> **WHAT IS NEEDED**:
Return all entries word for word, but drop any images.

— Start of ITEMS —

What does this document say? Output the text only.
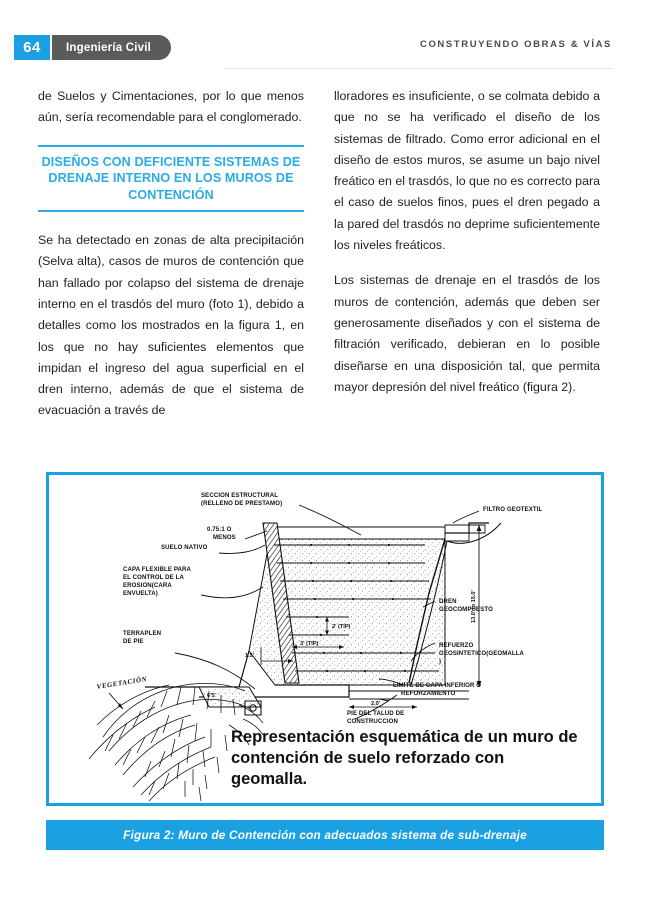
64	Ingeniería Civil	CONSTRUYENDO OBRAS & VÍAS

de Suelos y Cimentaciones, por lo que menos aún, sería recomendable para el conglomerado.

DISEÑOS CON DEFICIENTE SISTEMAS DE DRENAJE INTERNO EN LOS MUROS DE CONTENCIÓN

Se ha detectado en zonas de alta precipitación (Selva alta), casos de muros de contención que han fallado por colapso del sistema de drenaje interno en el trasdós del muro (foto 1), debido a detalles como los mostrados en la figura 1, en los que no hay suficientes elementos que impidan el ingreso del agua superficial en el dren interno, además de que el sistema de evacuación a través de

lloradores es insuficiente, o se colmata debido a que no se ha verificado el diseño de los sistemas de filtrado. Como error adicional en el diseño de estos muros, se asume un bajo nivel freático en el trasdós, lo que no es correcto para el caso de suelos finos, pues el dren pegado a la pared del trasdós no deprime suficientemente los niveles freáticos.

Los sistemas de drenaje en el trasdós de los muros de contención, además que deben ser generosamente diseñados y con el sistema de filtración verificado, debieran en lo posible diseñarse en una disposición tal, que permita mayor depresión del nivel freático (figura 2).

13.0' to 15.0'
2' (TIP)
3' (TIP)
1.5'
2.0'
6'5'
VEGETACIÓN
SECCION ESTRUCTURAL
(RELLENO DE PRESTAMO)
0.75:1 O
MENOS
SUELO NATIVO
CAPA FLEXIBLE PARA
EL CONTROL DE LA
EROSION(CARA
ENVUELTA)
TERRAPLEN
DE PIE
FILTRO GEOTEXTIL
DREN
GEOCOMPUESTO
REFUERZO
GEOSINTETICO(GEOMALLA
)
LIMITE DE CAPA INFERIOR O
REFORZAMIENTO
PIE DEL TALUD DE
CONSTRUCCION
Representación esquemática de un muro de contención de suelo reforzado con geomalla.
Figura 2: Muro de Contención con adecuados sistema de sub-drenaje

— End of ITEMS —

> **THE RESULT**:
What does this document say? Output the text only.
64	Ingeniería Civil	CONSTRUYENDO OBRAS & VÍAS

de Suelos y Cimentaciones, por lo que menos aún, sería recomendable para el conglomerado.

DISEÑOS CON DEFICIENTE SISTEMAS DE DRENAJE INTERNO EN LOS MUROS DE CONTENCIÓN

Se ha detectado en zonas de alta precipitación (Selva alta), casos de muros de contención que han fallado por colapso del sistema de drenaje interno en el trasdós del muro (foto 1), debido a detalles como los mostrados en la figura 1, en los que no hay suficientes elementos que impidan el ingreso del agua superficial en el dren interno, además de que el sistema de evacuación a través de

lloradores es insuficiente, o se colmata debido a que no se ha verificado el diseño de los sistemas de filtrado. Como error adicional en el diseño de estos muros, se asume un bajo nivel freático en el trasdós, lo que no es correcto para el caso de suelos finos, pues el dren pegado a la pared del trasdós no deprime suficientemente los niveles freáticos.

Los sistemas de drenaje en el trasdós de los muros de contención, además que deben ser generosamente diseñados y con el sistema de filtración verificado, debieran en lo posible diseñarse en una disposición tal, que permita mayor depresión del nivel freático (figura 2).

13.0' to 15.0'
2' (TIP)
3' (TIP)
1.5'
2.0'
6'5'
VEGETACIÓN
SECCION ESTRUCTURAL
(RELLENO DE PRESTAMO)
0.75:1 O
MENOS
SUELO NATIVO
CAPA FLEXIBLE PARA
EL CONTROL DE LA
EROSION(CARA
ENVUELTA)
TERRAPLEN
DE PIE
FILTRO GEOTEXTIL
DREN
GEOCOMPUESTO
REFUERZO
GEOSINTETICO(GEOMALLA
)
LIMITE DE CAPA INFERIOR O
REFORZAMIENTO
PIE DEL TALUD DE
CONSTRUCCION
Representación esquemática de un muro de contención de suelo reforzado con geomalla.
Figura 2: Muro de Contención con adecuados sistema de sub-drenaje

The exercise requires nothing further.